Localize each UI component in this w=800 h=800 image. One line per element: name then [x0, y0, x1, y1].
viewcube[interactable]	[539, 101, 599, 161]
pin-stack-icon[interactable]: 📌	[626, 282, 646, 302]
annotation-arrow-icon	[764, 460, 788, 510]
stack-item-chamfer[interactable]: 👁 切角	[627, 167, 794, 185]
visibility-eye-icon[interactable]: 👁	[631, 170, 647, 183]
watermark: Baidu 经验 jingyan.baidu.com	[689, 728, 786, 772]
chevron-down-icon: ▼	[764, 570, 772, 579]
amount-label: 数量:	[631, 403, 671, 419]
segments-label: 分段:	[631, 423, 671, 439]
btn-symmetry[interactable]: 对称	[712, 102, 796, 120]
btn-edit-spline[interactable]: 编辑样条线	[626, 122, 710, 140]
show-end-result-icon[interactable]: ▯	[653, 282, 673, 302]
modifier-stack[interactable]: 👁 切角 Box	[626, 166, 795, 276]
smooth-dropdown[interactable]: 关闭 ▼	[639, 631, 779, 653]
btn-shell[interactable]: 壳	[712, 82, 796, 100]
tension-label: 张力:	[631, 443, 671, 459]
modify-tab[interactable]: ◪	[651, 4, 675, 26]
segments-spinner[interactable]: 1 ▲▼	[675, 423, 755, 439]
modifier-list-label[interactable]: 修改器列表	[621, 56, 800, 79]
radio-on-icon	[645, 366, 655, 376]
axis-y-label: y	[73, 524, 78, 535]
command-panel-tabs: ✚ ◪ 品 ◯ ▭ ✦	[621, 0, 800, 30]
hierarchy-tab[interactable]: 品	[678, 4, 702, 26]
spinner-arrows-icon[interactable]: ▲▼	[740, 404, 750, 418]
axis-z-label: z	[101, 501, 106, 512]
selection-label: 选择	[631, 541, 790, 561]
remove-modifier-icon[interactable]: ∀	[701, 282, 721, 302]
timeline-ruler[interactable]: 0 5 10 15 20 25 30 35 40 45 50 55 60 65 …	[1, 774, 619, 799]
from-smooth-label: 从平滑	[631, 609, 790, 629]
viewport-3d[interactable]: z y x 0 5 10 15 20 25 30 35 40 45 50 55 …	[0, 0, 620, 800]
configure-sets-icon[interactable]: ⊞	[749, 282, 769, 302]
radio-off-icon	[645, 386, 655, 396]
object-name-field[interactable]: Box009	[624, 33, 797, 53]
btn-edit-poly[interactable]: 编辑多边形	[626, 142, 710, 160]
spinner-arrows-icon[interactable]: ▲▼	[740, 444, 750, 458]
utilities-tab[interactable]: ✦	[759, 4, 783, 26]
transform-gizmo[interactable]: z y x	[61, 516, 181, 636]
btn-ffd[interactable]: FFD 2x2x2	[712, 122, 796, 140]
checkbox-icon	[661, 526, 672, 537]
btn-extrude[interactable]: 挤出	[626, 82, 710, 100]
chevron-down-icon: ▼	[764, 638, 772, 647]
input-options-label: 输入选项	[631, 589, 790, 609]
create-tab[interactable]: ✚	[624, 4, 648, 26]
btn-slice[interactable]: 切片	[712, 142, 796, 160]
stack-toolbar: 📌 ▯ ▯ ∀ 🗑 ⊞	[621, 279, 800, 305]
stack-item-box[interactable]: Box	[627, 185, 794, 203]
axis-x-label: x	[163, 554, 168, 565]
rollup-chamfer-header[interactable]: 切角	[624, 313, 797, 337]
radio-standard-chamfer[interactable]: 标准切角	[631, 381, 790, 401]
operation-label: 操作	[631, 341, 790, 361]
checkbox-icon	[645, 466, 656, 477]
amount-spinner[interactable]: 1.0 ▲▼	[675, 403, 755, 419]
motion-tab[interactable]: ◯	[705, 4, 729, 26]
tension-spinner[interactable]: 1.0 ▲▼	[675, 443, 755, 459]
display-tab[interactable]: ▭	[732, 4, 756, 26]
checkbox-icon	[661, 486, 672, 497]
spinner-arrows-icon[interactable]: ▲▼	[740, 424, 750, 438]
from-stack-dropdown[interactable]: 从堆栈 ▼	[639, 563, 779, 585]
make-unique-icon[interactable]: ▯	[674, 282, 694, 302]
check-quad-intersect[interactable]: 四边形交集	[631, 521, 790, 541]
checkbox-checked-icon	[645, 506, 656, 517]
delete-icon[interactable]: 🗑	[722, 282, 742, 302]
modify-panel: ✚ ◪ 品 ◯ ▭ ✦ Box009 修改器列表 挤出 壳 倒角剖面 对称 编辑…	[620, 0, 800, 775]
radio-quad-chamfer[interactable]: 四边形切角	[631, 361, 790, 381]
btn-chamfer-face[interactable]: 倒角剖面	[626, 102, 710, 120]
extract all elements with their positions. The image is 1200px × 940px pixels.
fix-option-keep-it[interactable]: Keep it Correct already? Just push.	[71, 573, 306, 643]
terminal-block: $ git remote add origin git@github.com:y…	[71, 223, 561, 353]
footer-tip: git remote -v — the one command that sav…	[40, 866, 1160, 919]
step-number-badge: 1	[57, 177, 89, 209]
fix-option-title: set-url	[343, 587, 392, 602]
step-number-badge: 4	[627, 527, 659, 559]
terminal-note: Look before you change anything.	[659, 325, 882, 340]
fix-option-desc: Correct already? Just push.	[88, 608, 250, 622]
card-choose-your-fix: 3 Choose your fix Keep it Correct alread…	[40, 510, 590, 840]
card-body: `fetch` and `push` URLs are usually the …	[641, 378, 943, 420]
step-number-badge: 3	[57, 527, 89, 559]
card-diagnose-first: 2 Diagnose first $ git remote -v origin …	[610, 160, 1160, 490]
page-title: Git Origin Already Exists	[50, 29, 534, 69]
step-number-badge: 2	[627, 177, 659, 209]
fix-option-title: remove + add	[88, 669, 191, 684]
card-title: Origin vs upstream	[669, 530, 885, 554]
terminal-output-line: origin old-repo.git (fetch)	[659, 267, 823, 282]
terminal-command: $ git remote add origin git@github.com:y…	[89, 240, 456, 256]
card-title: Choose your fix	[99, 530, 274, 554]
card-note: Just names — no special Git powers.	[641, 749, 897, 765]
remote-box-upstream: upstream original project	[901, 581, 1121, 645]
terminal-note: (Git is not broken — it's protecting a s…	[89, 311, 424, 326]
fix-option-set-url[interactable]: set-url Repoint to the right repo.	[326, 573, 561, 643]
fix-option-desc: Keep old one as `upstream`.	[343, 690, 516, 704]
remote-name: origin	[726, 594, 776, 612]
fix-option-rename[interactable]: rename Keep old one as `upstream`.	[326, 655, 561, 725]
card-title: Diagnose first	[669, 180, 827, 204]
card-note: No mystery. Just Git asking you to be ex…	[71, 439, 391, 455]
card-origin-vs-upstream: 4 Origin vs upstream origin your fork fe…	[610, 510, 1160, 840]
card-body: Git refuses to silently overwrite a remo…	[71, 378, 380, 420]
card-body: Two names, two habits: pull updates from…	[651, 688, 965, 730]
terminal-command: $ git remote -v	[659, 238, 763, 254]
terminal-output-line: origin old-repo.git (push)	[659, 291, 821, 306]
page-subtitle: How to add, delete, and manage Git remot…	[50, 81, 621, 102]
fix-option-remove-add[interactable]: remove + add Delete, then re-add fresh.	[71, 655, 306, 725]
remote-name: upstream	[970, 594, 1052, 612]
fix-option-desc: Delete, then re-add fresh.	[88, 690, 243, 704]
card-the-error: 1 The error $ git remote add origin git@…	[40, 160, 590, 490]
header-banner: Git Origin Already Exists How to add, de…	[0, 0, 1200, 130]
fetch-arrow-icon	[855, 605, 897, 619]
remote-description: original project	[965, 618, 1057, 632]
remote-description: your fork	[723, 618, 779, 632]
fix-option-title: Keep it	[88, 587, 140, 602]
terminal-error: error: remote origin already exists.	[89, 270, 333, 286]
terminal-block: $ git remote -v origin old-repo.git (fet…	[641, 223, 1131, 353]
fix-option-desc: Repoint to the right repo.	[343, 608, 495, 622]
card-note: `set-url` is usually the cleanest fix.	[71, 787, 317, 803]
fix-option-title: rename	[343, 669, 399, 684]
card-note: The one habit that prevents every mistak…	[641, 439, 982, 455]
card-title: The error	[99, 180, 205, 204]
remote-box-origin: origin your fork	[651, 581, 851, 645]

#### [Written exercise]
List each line in the listing above that includes the string "quad".

#### [Task answer]
check-quad-intersect[interactable]: 四边形交集	[631, 521, 790, 541]
radio-quad-chamfer[interactable]: 四边形切角	[631, 361, 790, 381]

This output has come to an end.